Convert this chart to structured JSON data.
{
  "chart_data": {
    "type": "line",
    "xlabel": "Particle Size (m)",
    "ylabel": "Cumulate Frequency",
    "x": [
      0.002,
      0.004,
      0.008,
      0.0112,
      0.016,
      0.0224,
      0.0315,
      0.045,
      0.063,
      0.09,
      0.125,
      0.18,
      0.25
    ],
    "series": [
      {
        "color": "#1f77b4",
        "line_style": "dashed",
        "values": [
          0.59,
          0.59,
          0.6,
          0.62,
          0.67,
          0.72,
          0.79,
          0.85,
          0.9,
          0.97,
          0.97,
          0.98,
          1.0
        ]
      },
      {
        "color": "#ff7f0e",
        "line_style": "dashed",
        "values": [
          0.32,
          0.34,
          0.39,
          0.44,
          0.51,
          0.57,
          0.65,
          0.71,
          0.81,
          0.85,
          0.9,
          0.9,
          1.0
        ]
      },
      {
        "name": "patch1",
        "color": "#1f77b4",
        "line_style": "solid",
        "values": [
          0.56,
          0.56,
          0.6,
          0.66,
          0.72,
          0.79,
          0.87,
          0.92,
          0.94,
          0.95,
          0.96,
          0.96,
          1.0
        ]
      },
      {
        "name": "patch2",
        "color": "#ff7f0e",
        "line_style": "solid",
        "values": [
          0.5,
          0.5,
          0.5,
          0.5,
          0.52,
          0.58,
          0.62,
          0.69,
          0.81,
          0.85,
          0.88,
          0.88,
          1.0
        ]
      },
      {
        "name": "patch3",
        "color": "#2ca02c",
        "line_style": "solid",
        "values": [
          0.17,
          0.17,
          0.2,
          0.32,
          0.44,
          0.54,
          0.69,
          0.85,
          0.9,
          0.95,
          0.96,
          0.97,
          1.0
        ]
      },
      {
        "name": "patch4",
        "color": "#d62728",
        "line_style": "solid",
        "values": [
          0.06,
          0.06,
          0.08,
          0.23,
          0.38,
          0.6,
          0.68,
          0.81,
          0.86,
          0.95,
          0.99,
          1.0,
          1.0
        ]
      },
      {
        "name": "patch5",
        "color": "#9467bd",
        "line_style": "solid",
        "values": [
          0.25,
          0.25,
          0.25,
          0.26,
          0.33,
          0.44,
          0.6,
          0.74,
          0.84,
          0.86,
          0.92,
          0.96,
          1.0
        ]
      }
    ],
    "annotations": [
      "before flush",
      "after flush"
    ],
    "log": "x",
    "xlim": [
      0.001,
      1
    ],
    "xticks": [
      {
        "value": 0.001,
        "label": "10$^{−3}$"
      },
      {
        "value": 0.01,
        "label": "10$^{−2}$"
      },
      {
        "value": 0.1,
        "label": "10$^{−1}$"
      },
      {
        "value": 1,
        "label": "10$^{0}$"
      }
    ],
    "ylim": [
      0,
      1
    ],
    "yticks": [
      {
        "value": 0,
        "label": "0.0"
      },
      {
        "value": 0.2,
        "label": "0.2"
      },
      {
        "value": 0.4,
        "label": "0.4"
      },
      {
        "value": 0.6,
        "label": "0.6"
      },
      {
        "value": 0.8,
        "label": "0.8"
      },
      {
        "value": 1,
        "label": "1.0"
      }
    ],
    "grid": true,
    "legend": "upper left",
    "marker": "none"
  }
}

• • • • •

(To be done)
Only a number is wanted: how many lines contain "name"?

(Output of the exercise)
5